## start

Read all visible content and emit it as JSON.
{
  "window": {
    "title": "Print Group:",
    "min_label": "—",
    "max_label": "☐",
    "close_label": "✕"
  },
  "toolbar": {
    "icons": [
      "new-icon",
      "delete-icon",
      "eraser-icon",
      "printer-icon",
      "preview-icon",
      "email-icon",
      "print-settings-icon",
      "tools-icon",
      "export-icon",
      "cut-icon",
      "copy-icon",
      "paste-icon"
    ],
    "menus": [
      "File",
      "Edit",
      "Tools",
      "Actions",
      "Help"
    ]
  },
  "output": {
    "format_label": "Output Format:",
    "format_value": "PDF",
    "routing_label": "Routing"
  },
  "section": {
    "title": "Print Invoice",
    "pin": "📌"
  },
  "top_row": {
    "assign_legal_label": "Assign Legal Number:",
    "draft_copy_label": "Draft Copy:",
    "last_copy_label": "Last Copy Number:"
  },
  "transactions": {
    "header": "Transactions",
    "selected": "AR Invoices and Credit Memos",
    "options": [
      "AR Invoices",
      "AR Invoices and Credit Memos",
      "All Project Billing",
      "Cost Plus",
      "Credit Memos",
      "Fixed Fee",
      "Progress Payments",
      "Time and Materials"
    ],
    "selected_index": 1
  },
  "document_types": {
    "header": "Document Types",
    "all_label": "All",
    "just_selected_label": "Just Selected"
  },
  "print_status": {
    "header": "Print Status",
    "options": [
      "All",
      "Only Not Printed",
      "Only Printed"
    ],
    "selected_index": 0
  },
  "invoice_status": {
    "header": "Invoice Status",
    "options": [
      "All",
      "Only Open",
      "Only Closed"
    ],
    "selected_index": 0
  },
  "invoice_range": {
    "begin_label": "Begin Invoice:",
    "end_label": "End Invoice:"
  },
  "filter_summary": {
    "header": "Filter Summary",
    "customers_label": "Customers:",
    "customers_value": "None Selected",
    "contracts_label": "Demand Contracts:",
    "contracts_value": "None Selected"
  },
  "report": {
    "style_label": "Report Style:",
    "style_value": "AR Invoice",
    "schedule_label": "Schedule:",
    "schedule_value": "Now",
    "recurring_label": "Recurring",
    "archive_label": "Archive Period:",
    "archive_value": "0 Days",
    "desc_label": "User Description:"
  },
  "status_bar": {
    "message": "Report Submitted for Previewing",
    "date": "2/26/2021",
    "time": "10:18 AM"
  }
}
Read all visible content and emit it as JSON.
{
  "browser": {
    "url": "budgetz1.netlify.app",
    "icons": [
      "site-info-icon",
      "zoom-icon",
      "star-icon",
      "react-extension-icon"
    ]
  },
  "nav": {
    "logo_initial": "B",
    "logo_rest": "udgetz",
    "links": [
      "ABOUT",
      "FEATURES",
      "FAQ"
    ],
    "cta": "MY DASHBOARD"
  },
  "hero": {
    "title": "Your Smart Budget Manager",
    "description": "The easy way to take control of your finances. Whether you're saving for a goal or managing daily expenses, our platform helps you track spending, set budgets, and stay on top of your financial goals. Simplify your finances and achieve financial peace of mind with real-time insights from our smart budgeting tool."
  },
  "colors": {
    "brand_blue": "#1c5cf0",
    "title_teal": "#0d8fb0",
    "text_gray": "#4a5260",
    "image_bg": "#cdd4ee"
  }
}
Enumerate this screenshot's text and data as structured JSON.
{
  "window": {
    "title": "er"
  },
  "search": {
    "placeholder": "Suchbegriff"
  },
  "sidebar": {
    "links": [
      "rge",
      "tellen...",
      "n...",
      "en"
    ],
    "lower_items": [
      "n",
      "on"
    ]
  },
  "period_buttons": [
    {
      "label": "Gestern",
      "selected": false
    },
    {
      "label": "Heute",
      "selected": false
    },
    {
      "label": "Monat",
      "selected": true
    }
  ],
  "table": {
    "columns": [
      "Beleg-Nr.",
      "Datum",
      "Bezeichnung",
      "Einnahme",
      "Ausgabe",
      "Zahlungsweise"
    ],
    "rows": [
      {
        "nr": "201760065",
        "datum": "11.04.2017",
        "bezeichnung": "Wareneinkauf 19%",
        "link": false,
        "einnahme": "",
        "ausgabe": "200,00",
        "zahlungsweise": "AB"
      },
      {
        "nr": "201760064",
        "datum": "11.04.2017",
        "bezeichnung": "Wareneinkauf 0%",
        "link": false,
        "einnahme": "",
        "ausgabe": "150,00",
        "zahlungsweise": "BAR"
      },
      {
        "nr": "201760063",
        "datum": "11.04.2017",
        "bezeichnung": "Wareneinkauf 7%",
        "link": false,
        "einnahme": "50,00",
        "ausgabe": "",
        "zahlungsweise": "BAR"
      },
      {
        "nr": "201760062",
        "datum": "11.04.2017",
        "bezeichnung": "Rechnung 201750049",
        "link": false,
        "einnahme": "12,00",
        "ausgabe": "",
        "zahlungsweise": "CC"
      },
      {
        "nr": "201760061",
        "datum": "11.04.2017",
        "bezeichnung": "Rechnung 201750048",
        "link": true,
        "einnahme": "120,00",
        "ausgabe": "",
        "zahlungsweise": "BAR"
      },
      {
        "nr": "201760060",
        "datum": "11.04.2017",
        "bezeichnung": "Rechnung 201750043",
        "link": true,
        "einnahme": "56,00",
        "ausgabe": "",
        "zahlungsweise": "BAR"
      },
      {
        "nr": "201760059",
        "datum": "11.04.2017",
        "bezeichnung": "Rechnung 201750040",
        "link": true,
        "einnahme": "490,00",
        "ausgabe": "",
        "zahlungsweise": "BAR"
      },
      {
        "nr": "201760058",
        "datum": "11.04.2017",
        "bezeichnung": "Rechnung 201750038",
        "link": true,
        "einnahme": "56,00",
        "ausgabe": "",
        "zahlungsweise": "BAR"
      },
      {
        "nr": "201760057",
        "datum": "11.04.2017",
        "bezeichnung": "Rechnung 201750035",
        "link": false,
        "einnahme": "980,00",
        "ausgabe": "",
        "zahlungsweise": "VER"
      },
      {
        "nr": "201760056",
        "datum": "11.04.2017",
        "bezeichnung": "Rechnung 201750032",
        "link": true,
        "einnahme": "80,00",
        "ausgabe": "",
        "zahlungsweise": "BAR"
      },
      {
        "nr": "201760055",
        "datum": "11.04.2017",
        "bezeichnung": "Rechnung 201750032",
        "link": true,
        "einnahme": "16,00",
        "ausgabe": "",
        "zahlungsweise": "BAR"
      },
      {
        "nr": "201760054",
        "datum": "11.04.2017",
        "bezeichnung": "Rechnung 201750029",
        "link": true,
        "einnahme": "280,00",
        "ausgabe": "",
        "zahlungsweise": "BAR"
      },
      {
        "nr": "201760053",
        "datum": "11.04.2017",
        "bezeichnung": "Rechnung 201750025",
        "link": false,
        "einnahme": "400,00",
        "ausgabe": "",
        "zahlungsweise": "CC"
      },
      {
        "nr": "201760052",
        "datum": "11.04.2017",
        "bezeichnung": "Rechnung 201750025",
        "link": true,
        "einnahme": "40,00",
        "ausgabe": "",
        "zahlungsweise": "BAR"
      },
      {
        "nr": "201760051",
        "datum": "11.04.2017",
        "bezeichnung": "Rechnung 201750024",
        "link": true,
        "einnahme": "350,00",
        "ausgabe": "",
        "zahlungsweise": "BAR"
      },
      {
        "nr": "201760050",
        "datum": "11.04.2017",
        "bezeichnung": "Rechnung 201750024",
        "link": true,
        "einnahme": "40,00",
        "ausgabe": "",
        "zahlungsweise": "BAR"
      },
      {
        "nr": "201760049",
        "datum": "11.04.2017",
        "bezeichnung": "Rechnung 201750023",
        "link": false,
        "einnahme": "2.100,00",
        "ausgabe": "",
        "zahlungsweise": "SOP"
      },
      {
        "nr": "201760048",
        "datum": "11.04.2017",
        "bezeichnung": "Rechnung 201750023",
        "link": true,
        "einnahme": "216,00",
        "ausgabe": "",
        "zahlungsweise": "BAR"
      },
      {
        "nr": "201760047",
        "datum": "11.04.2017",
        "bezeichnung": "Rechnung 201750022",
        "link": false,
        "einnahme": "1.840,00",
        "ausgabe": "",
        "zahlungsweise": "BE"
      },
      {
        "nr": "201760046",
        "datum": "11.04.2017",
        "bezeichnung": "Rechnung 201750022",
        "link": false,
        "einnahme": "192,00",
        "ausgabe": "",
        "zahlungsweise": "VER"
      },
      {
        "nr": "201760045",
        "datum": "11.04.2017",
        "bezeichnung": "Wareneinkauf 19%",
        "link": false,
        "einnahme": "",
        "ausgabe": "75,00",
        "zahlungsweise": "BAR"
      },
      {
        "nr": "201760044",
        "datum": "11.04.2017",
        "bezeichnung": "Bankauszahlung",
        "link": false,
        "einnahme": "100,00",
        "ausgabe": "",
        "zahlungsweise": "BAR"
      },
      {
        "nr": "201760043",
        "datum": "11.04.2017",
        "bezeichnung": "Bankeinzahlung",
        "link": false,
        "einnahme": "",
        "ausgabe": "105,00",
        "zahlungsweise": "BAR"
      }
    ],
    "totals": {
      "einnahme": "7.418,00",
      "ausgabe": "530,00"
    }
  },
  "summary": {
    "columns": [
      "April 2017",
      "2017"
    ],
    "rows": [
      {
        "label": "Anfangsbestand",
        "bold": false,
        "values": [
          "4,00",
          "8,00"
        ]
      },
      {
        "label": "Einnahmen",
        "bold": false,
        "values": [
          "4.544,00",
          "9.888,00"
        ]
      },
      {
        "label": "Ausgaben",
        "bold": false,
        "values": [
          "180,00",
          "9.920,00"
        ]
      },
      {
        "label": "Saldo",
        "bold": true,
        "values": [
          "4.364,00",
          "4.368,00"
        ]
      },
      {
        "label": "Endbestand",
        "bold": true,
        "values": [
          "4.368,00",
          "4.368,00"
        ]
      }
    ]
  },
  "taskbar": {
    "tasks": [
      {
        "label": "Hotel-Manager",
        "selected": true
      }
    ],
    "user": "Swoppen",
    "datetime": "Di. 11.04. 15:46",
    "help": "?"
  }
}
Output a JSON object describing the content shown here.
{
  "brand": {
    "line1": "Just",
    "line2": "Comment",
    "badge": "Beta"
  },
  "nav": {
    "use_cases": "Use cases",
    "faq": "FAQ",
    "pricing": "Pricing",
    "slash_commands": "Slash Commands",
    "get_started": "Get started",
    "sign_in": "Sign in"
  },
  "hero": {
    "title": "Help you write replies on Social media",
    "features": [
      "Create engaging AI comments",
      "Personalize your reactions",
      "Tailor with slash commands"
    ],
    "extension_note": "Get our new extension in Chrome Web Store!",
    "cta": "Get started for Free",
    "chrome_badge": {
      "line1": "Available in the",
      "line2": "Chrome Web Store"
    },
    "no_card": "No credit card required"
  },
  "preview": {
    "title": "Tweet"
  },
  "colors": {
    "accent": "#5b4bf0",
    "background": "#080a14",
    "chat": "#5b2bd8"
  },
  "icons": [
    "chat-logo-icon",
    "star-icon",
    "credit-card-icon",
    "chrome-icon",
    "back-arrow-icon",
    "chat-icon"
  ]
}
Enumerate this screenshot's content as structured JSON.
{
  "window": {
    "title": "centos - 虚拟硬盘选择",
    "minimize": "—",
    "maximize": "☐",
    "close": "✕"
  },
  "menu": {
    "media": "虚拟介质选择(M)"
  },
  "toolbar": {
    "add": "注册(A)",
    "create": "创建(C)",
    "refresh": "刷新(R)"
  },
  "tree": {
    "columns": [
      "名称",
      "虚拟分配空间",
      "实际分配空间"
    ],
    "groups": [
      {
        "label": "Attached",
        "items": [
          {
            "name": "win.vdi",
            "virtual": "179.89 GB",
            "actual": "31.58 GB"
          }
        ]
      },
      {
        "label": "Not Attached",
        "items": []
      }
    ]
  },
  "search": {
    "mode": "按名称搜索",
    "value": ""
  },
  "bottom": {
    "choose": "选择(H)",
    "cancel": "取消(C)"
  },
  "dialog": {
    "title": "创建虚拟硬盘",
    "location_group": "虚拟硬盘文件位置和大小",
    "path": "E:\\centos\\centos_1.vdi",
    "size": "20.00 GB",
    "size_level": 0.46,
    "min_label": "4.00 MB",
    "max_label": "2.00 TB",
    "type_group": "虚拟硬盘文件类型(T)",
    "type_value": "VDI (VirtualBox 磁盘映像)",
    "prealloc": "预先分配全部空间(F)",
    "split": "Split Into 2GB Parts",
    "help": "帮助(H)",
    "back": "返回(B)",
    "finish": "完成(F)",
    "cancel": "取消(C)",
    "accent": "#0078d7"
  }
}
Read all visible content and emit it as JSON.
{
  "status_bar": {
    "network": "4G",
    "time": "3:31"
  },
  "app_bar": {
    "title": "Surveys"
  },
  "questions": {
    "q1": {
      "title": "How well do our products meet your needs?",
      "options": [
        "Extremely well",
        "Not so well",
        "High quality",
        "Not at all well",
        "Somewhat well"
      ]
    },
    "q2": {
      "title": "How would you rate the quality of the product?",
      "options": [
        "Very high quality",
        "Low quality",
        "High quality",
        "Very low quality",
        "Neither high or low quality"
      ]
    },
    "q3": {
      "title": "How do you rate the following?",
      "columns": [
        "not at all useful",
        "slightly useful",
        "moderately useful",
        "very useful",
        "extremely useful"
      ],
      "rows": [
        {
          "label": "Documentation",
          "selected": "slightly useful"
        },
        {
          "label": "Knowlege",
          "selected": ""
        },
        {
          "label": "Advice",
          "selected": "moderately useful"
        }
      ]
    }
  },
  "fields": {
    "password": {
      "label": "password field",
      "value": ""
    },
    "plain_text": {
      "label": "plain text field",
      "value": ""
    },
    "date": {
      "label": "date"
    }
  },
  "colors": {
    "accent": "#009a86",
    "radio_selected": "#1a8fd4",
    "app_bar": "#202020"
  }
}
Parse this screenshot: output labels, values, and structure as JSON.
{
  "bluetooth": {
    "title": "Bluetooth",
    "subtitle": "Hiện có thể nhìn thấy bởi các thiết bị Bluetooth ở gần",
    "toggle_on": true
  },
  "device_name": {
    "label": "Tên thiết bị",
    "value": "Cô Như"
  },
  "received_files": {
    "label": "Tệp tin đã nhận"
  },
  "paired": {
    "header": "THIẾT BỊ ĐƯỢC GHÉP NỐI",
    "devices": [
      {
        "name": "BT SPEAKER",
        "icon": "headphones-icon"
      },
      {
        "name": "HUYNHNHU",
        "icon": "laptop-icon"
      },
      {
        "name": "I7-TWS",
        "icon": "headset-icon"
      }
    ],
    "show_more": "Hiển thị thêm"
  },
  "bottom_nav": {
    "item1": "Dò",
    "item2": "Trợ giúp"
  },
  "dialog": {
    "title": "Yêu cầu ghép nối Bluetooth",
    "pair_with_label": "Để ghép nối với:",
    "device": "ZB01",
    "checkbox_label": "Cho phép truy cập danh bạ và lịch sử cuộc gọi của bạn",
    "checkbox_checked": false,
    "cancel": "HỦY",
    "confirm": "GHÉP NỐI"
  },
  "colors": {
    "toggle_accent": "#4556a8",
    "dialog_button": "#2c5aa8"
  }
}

## end

- **Set exercise**
In the entries above, take the line containing "Parse this screenshot: output" and each later line through the last, and repeat them exactly. Output nothing else.

- **Task output**
Parse this screenshot: output labels, values, and structure as JSON.
{
  "bluetooth": {
    "title": "Bluetooth",
    "subtitle": "Hiện có thể nhìn thấy bởi các thiết bị Bluetooth ở gần",
    "toggle_on": true
  },
  "device_name": {
    "label": "Tên thiết bị",
    "value": "Cô Như"
  },
  "received_files": {
    "label": "Tệp tin đã nhận"
  },
  "paired": {
    "header": "THIẾT BỊ ĐƯỢC GHÉP NỐI",
    "devices": [
      {
        "name": "BT SPEAKER",
        "icon": "headphones-icon"
      },
      {
        "name": "HUYNHNHU",
        "icon": "laptop-icon"
      },
      {
        "name": "I7-TWS",
        "icon": "headset-icon"
      }
    ],
    "show_more": "Hiển thị thêm"
  },
  "bottom_nav": {
    "item1": "Dò",
    "item2": "Trợ giúp"
  },
  "dialog": {
    "title": "Yêu cầu ghép nối Bluetooth",
    "pair_with_label": "Để ghép nối với:",
    "device": "ZB01",
    "checkbox_label": "Cho phép truy cập danh bạ và lịch sử cuộc gọi của bạn",
    "checkbox_checked": false,
    "cancel": "HỦY",
    "confirm": "GHÉP NỐI"
  },
  "colors": {
    "toggle_accent": "#4556a8",
    "dialog_button": "#2c5aa8"
  }
}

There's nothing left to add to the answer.